PROBLEM DETAILS> Emit the entire listing verbatim.

================

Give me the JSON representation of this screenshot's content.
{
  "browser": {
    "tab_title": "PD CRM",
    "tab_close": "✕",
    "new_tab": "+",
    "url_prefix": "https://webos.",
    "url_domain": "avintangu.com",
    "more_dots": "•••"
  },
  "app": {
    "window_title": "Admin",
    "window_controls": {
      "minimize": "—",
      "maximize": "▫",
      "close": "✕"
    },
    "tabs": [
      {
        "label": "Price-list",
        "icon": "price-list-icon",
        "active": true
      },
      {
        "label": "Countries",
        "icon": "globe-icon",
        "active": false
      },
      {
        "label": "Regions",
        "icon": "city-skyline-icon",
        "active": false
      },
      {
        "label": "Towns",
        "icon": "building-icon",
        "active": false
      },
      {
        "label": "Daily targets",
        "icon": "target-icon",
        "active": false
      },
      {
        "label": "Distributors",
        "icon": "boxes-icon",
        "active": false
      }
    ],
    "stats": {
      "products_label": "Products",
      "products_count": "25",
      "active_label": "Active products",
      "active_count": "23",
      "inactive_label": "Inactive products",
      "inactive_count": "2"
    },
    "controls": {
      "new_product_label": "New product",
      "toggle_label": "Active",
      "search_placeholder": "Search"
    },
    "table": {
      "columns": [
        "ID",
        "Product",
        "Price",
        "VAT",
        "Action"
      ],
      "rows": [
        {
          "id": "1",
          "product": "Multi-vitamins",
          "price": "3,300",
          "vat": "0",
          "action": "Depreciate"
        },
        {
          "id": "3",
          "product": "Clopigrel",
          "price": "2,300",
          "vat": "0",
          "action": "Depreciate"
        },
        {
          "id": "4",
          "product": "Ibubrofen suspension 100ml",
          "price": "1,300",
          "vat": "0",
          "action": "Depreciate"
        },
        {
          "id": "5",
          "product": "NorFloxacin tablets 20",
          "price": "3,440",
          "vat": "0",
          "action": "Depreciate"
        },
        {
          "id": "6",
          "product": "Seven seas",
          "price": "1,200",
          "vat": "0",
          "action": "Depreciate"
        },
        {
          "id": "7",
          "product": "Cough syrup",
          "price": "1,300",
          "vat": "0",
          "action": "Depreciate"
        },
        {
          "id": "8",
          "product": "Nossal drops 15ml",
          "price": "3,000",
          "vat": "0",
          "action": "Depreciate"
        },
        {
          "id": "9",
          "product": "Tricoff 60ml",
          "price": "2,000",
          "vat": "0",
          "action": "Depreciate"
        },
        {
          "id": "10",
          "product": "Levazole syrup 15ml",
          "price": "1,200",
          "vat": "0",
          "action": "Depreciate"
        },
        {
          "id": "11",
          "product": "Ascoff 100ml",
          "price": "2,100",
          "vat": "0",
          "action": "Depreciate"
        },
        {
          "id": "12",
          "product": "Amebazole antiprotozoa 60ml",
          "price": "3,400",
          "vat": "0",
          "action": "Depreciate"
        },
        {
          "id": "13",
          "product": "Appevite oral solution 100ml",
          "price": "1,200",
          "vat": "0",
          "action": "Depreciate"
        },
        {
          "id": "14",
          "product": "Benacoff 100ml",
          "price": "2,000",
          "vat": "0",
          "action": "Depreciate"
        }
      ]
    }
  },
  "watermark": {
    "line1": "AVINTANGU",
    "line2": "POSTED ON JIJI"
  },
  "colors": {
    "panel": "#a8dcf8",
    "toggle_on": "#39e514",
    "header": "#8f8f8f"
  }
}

================

RESULT BELOW>
Give me the JSON representation of this screenshot's content.
{
  "browser": {
    "tab_title": "PD CRM",
    "tab_close": "✕",
    "new_tab": "+",
    "url_prefix": "https://webos.",
    "url_domain": "avintangu.com",
    "more_dots": "•••"
  },
  "app": {
    "window_title": "Admin",
    "window_controls": {
      "minimize": "—",
      "maximize": "▫",
      "close": "✕"
    },
    "tabs": [
      {
        "label": "Price-list",
        "icon": "price-list-icon",
        "active": true
      },
      {
        "label": "Countries",
        "icon": "globe-icon",
        "active": false
      },
      {
        "label": "Regions",
        "icon": "city-skyline-icon",
        "active": false
      },
      {
        "label": "Towns",
        "icon": "building-icon",
        "active": false
      },
      {
        "label": "Daily targets",
        "icon": "target-icon",
        "active": false
      },
      {
        "label": "Distributors",
        "icon": "boxes-icon",
        "active": false
      }
    ],
    "stats": {
      "products_label": "Products",
      "products_count": "25",
      "active_label": "Active products",
      "active_count": "23",
      "inactive_label": "Inactive products",
      "inactive_count": "2"
    },
    "controls": {
      "new_product_label": "New product",
      "toggle_label": "Active",
      "search_placeholder": "Search"
    },
    "table": {
      "columns": [
        "ID",
        "Product",
        "Price",
        "VAT",
        "Action"
      ],
      "rows": [
        {
          "id": "1",
          "product": "Multi-vitamins",
          "price": "3,300",
          "vat": "0",
          "action": "Depreciate"
        },
        {
          "id": "3",
          "product": "Clopigrel",
          "price": "2,300",
          "vat": "0",
          "action": "Depreciate"
        },
        {
          "id": "4",
          "product": "Ibubrofen suspension 100ml",
          "price": "1,300",
          "vat": "0",
          "action": "Depreciate"
        },
        {
          "id": "5",
          "product": "NorFloxacin tablets 20",
          "price": "3,440",
          "vat": "0",
          "action": "Depreciate"
        },
        {
          "id": "6",
          "product": "Seven seas",
          "price": "1,200",
          "vat": "0",
          "action": "Depreciate"
        },
        {
          "id": "7",
          "product": "Cough syrup",
          "price": "1,300",
          "vat": "0",
          "action": "Depreciate"
        },
        {
          "id": "8",
          "product": "Nossal drops 15ml",
          "price": "3,000",
          "vat": "0",
          "action": "Depreciate"
        },
        {
          "id": "9",
          "product": "Tricoff 60ml",
          "price": "2,000",
          "vat": "0",
          "action": "Depreciate"
        },
        {
          "id": "10",
          "product": "Levazole syrup 15ml",
          "price": "1,200",
          "vat": "0",
          "action": "Depreciate"
        },
        {
          "id": "11",
          "product": "Ascoff 100ml",
          "price": "2,100",
          "vat": "0",
          "action": "Depreciate"
        },
        {
          "id": "12",
          "product": "Amebazole antiprotozoa 60ml",
          "price": "3,400",
          "vat": "0",
          "action": "Depreciate"
        },
        {
          "id": "13",
          "product": "Appevite oral solution 100ml",
          "price": "1,200",
          "vat": "0",
          "action": "Depreciate"
        },
        {
          "id": "14",
          "product": "Benacoff 100ml",
          "price": "2,000",
          "vat": "0",
          "action": "Depreciate"
        }
      ]
    }
  },
  "watermark": {
    "line1": "AVINTANGU",
    "line2": "POSTED ON JIJI"
  },
  "colors": {
    "panel": "#a8dcf8",
    "toggle_on": "#39e514",
    "header": "#8f8f8f"
  }
}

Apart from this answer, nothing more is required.